In the records below, pick out all lines containing the word "Post".

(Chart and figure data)
## Start
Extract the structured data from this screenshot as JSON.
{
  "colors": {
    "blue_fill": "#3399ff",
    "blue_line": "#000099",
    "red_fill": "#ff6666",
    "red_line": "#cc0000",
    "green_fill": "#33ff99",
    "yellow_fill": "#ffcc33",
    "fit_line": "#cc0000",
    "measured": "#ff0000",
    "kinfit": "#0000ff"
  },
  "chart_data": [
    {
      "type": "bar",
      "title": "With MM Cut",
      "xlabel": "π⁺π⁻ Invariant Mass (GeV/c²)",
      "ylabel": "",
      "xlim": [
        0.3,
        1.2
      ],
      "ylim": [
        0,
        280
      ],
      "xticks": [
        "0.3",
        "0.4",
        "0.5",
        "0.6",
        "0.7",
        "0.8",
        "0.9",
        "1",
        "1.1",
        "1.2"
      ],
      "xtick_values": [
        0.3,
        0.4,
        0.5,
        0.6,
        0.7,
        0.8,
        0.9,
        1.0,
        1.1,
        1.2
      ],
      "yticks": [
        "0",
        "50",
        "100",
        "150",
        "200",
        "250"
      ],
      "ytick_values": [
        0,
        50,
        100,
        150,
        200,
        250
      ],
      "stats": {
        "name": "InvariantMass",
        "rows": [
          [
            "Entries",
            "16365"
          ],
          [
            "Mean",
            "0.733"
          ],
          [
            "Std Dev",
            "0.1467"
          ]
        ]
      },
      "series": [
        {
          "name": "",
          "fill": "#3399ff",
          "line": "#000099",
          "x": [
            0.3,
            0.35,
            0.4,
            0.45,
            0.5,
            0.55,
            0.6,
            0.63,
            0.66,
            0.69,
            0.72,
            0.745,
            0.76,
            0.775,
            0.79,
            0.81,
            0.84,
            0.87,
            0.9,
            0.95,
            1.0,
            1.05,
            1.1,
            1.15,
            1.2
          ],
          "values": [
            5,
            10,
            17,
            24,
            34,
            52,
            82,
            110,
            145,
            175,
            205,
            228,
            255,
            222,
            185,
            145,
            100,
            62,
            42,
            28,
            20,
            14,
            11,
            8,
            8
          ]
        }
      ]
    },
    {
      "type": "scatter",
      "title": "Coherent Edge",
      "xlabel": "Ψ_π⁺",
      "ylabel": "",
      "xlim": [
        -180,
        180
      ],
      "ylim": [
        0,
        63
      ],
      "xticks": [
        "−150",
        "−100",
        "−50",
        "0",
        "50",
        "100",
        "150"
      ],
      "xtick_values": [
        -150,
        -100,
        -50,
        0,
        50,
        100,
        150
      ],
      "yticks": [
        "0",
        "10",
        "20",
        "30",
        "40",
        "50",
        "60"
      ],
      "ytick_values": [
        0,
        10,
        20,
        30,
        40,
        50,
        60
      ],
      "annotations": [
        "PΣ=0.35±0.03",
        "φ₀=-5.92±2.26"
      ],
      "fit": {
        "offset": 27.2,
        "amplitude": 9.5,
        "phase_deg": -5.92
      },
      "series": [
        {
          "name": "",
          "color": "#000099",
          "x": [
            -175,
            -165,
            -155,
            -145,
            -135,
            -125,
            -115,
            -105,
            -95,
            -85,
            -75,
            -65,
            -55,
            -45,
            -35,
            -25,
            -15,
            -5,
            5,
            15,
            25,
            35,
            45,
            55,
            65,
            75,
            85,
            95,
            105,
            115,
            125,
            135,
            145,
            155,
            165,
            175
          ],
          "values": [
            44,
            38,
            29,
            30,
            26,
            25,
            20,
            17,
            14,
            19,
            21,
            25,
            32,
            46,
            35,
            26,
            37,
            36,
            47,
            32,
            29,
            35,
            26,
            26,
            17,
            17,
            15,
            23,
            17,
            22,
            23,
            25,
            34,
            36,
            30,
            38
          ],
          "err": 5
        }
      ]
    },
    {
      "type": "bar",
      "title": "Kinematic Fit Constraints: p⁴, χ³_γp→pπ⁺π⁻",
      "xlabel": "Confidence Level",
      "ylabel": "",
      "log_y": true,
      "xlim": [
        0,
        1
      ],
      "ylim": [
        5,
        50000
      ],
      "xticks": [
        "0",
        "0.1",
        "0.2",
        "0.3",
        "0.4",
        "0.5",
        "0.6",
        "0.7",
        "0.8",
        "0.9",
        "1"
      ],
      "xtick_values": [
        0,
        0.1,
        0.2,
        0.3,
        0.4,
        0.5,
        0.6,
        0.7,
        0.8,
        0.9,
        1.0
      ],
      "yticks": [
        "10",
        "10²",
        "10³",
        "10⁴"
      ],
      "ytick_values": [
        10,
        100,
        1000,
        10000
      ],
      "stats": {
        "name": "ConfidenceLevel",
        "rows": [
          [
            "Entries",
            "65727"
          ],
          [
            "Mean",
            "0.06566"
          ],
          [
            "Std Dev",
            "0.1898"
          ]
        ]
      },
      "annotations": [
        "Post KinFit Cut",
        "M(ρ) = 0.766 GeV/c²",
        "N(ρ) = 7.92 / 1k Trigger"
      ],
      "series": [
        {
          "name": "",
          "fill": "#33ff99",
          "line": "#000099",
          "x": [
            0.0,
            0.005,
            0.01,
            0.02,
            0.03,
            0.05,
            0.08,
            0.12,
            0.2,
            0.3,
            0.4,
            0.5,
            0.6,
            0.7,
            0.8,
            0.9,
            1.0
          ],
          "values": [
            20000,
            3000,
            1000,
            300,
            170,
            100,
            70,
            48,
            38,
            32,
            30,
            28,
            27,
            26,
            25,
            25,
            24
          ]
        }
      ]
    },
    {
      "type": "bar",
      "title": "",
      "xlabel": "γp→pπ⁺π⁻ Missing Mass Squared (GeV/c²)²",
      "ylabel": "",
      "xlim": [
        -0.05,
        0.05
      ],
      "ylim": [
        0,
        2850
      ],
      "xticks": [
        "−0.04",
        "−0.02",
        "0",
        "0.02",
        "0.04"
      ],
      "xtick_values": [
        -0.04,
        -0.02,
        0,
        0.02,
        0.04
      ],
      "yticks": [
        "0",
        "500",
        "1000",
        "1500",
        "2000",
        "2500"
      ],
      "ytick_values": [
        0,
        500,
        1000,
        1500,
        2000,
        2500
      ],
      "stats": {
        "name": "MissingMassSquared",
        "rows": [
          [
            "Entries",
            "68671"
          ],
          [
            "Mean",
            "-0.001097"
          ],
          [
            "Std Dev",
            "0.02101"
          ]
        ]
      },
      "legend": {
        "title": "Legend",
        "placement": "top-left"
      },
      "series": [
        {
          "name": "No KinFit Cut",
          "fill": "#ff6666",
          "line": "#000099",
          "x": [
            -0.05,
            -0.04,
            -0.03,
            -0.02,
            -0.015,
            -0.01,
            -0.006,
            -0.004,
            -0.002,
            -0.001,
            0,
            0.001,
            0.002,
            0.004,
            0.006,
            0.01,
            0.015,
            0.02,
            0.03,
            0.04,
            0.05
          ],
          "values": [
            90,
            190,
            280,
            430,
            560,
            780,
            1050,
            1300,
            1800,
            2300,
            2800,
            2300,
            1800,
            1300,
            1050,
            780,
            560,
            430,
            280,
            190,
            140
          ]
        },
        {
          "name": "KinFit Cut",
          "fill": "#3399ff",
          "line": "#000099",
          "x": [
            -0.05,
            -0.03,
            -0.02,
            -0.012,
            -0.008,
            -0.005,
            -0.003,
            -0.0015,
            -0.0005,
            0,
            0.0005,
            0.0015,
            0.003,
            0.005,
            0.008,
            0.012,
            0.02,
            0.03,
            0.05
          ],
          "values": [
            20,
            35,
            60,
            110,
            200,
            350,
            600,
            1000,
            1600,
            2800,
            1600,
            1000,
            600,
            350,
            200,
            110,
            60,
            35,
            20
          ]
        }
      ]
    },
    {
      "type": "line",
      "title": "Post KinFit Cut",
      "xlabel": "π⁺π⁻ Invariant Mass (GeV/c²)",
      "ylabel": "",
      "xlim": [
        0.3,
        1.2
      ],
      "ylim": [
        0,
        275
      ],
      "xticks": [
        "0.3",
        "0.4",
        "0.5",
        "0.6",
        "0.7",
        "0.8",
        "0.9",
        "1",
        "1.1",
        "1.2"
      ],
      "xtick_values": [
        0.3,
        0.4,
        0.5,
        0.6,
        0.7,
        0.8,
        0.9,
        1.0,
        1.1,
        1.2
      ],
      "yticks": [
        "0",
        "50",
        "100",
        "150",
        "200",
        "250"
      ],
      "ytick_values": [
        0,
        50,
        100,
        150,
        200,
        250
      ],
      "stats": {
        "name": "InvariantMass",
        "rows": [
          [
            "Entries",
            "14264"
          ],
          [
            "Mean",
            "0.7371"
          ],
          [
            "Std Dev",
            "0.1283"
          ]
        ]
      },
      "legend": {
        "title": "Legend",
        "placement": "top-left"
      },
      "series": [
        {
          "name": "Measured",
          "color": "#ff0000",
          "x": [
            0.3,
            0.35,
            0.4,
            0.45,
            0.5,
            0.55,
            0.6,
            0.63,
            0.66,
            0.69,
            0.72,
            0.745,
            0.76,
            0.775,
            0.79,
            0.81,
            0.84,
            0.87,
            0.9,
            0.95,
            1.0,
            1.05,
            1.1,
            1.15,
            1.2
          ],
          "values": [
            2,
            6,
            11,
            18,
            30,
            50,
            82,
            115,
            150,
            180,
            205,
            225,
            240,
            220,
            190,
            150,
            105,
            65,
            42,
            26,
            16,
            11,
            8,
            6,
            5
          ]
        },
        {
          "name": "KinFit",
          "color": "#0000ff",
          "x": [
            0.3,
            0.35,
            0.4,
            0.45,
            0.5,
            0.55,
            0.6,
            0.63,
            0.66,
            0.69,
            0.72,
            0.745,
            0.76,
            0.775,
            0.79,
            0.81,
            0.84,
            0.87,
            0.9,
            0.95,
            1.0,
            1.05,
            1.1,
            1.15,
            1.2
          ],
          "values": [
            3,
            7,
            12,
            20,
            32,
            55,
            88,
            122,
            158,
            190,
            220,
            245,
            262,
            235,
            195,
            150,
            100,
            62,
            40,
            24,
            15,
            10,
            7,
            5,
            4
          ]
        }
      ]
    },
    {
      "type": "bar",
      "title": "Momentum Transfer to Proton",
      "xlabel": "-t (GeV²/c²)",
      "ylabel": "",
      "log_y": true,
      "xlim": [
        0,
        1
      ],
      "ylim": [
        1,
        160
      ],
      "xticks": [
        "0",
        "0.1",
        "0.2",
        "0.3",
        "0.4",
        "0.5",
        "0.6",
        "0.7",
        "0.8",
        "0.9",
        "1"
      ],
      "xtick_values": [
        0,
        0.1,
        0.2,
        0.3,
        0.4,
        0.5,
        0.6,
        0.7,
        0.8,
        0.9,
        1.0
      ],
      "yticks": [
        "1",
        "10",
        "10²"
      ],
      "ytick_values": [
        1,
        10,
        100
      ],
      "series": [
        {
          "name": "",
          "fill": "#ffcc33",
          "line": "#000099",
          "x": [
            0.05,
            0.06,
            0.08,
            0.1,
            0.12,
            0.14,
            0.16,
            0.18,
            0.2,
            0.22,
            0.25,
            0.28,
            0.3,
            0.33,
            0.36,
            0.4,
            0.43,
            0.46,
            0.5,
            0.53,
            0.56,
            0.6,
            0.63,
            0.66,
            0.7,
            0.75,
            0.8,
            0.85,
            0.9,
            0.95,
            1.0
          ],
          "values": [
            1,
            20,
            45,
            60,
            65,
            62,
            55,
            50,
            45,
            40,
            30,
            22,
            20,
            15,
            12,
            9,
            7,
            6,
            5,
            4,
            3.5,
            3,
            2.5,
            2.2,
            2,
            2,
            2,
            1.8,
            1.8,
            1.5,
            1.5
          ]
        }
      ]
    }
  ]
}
## End
Solution to this exercise:
        "Post KinFit Cut",
      "title": "Post KinFit Cut",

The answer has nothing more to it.